**TASK**
Set down exactly the lines running from the line with "What text is on this page?" to the end of the listing below, both ends included.

**EXERCISE MATERIAL**
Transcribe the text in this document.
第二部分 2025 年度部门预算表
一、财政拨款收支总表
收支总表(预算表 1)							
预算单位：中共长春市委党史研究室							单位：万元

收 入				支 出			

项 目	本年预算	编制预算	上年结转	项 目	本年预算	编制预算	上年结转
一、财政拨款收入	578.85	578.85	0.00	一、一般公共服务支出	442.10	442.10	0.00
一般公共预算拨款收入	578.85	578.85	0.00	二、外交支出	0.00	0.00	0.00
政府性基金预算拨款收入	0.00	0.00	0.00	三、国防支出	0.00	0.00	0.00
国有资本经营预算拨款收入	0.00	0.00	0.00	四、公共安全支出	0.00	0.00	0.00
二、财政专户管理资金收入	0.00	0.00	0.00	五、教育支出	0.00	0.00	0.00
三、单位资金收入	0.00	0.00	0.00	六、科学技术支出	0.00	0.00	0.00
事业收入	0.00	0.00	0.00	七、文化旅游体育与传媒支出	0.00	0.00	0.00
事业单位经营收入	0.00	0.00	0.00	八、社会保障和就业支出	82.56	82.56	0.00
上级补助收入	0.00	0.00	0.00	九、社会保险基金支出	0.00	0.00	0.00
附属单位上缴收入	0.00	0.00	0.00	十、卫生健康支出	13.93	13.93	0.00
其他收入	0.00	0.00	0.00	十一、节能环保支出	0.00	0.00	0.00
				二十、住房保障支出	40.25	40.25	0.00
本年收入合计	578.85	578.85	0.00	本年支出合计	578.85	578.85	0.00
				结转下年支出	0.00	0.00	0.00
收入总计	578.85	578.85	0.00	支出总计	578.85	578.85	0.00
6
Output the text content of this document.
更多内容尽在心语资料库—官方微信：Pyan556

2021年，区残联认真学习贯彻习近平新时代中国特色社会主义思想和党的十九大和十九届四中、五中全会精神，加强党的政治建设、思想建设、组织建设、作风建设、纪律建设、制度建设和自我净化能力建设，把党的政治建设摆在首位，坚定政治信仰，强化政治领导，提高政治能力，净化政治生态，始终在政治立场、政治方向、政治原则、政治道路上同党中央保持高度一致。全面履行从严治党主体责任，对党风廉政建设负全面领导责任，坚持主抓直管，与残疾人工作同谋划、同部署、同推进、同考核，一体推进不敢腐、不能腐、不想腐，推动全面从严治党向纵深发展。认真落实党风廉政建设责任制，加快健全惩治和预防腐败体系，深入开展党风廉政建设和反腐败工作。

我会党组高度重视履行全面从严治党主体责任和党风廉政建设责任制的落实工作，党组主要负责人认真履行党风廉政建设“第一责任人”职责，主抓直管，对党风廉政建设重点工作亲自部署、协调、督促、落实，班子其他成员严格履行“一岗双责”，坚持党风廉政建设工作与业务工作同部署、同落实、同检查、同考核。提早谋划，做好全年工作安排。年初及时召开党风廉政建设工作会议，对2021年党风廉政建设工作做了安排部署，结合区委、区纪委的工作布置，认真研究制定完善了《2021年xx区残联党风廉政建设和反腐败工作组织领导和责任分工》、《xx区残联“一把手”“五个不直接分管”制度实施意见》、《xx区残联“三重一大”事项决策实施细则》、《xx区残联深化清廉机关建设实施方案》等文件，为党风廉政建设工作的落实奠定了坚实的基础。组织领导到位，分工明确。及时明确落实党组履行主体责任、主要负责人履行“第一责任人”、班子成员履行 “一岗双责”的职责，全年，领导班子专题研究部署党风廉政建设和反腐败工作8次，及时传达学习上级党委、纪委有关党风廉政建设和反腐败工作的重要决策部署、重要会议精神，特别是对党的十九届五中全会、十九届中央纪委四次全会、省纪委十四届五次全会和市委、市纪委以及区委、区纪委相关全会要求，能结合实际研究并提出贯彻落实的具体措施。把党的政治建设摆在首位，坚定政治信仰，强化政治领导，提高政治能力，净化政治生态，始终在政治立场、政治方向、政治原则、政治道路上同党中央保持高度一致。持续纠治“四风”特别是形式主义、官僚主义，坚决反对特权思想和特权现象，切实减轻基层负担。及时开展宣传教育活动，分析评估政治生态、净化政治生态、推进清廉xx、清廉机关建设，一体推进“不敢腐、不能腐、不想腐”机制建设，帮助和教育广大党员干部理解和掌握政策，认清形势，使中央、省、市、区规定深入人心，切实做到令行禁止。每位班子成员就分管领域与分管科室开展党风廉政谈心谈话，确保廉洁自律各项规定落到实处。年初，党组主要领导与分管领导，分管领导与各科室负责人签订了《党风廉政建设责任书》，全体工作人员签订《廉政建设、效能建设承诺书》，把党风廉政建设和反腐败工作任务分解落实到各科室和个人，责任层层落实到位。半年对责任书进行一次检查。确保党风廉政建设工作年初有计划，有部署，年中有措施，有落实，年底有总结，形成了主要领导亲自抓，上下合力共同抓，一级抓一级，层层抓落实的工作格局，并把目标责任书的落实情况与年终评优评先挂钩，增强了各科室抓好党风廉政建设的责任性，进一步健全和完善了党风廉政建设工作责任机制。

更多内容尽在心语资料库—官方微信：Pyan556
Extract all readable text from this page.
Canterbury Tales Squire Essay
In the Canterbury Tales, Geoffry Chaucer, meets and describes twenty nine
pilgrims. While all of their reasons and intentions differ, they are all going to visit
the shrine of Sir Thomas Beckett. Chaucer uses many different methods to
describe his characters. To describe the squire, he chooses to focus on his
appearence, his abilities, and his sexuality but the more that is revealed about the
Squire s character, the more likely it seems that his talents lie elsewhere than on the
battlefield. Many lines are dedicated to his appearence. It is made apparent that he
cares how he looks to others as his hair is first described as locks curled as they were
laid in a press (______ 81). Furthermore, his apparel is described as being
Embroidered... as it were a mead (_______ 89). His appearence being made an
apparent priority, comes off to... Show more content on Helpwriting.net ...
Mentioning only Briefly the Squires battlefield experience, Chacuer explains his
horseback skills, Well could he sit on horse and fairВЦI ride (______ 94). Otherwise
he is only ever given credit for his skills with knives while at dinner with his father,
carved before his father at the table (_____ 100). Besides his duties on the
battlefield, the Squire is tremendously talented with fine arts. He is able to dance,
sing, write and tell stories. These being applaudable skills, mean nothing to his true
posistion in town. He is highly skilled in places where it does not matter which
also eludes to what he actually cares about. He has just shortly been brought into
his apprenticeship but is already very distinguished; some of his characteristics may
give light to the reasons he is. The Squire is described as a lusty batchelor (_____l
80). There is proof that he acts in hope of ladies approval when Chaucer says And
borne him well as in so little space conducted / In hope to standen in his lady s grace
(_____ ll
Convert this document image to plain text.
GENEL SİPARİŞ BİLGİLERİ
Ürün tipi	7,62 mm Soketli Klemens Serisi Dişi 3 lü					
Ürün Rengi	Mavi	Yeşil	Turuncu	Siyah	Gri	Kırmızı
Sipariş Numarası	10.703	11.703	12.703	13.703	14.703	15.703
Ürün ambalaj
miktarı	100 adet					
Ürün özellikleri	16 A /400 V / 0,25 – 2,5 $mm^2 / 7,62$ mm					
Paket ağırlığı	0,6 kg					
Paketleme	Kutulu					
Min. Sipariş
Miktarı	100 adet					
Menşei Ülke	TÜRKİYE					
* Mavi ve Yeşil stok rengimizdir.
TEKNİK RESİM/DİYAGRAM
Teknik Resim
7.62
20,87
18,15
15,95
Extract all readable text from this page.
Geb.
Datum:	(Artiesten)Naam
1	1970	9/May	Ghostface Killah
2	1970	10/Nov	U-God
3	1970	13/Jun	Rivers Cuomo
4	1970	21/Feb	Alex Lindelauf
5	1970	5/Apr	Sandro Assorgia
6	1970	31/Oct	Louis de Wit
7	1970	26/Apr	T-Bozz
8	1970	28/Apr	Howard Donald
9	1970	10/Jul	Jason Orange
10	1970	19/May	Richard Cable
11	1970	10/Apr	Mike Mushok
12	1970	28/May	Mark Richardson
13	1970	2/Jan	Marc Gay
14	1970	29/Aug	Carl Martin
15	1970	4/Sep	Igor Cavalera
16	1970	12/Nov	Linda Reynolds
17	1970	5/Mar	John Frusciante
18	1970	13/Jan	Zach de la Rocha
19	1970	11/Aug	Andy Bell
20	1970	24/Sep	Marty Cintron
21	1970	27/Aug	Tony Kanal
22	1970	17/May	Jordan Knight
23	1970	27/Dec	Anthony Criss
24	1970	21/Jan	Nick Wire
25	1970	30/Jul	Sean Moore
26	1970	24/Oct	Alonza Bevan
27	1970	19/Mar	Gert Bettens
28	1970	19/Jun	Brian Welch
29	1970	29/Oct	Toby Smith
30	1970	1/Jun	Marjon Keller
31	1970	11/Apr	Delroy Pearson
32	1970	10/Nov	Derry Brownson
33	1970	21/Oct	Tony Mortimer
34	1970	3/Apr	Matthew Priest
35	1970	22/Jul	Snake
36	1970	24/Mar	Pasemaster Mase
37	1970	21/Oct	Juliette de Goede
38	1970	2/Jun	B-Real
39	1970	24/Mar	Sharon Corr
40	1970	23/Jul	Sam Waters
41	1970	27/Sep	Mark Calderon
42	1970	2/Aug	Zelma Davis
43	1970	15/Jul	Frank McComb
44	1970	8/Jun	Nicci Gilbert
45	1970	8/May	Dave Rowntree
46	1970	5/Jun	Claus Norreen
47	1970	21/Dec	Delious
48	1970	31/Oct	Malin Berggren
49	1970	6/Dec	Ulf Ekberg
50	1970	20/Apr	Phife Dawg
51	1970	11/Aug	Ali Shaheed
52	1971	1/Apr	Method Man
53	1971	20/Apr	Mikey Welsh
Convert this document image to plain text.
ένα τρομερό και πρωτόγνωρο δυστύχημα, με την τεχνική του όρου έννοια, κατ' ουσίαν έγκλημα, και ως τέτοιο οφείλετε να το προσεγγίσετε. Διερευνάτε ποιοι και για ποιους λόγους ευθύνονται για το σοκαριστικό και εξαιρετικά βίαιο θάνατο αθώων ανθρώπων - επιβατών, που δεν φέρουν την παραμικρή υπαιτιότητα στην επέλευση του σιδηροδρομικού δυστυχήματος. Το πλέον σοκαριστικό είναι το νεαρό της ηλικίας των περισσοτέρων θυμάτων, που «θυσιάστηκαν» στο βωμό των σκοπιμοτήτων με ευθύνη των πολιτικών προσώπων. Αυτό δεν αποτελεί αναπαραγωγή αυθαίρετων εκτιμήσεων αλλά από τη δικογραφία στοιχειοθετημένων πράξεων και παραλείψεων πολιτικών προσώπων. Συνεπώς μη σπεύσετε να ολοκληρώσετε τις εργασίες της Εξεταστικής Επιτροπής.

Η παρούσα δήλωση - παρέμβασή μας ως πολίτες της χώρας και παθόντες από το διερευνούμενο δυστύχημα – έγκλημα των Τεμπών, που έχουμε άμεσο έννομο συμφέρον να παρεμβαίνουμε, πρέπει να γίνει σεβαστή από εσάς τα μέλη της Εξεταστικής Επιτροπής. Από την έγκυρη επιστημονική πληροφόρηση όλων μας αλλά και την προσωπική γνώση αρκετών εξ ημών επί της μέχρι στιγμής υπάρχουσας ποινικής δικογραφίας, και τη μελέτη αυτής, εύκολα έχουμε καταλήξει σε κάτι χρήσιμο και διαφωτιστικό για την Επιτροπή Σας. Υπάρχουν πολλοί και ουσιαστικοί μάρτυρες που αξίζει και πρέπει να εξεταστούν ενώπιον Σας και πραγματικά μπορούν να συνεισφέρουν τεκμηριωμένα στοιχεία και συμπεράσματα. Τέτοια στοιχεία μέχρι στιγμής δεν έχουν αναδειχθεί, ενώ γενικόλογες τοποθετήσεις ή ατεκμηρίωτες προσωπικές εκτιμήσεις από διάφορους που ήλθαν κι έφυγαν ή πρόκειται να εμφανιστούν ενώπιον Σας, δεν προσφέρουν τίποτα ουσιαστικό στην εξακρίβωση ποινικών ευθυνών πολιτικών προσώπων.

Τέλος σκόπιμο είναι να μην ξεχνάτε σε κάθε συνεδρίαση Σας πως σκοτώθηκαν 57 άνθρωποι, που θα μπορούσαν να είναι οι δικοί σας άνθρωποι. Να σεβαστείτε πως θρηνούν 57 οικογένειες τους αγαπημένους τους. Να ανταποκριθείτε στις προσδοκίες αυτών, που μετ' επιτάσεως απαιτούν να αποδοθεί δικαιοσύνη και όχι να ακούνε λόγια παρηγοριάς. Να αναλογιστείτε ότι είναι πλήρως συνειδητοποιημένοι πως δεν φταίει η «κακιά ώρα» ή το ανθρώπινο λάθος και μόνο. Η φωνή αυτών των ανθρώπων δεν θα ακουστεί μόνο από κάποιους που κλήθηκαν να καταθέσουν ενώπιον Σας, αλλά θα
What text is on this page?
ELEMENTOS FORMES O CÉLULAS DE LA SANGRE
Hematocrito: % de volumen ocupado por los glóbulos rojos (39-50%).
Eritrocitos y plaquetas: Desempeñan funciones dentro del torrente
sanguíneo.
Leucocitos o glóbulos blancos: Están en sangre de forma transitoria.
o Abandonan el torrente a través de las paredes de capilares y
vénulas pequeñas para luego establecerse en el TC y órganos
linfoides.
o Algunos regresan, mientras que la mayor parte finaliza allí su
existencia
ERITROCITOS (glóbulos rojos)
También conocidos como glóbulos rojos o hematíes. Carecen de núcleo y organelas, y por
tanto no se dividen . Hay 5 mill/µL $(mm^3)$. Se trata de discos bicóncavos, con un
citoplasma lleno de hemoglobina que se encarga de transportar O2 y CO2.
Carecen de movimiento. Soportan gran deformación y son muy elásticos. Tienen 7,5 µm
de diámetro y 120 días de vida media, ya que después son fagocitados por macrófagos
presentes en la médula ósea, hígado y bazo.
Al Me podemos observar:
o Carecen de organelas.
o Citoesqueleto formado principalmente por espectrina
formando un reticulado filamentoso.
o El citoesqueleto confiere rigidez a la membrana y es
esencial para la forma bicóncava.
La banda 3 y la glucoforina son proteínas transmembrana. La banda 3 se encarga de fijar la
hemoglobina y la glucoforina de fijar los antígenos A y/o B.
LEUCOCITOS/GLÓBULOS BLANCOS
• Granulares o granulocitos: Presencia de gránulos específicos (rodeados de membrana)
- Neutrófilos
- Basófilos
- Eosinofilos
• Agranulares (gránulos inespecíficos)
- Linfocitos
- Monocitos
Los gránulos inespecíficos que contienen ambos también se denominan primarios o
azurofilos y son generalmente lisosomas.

**WRITTEN REPLY**
What text is on this page?
ELEMENTOS FORMES O CÉLULAS DE LA SANGRE
Hematocrito: % de volumen ocupado por los glóbulos rojos (39-50%).
Eritrocitos y plaquetas: Desempeñan funciones dentro del torrente
sanguíneo.
Leucocitos o glóbulos blancos: Están en sangre de forma transitoria.
o Abandonan el torrente a través de las paredes de capilares y
vénulas pequeñas para luego establecerse en el TC y órganos
linfoides.
o Algunos regresan, mientras que la mayor parte finaliza allí su
existencia
ERITROCITOS (glóbulos rojos)
También conocidos como glóbulos rojos o hematíes. Carecen de núcleo y organelas, y por
tanto no se dividen . Hay 5 mill/µL $(mm^3)$. Se trata de discos bicóncavos, con un
citoplasma lleno de hemoglobina que se encarga de transportar O2 y CO2.
Carecen de movimiento. Soportan gran deformación y son muy elásticos. Tienen 7,5 µm
de diámetro y 120 días de vida media, ya que después son fagocitados por macrófagos
presentes en la médula ósea, hígado y bazo.
Al Me podemos observar:
o Carecen de organelas.
o Citoesqueleto formado principalmente por espectrina
formando un reticulado filamentoso.
o El citoesqueleto confiere rigidez a la membrana y es
esencial para la forma bicóncava.
La banda 3 y la glucoforina son proteínas transmembrana. La banda 3 se encarga de fijar la
hemoglobina y la glucoforina de fijar los antígenos A y/o B.
LEUCOCITOS/GLÓBULOS BLANCOS
• Granulares o granulocitos: Presencia de gránulos específicos (rodeados de membrana)
- Neutrófilos
- Basófilos
- Eosinofilos
• Agranulares (gránulos inespecíficos)
- Linfocitos
- Monocitos
Los gránulos inespecíficos que contienen ambos también se denominan primarios o
azurofilos y son generalmente lisosomas.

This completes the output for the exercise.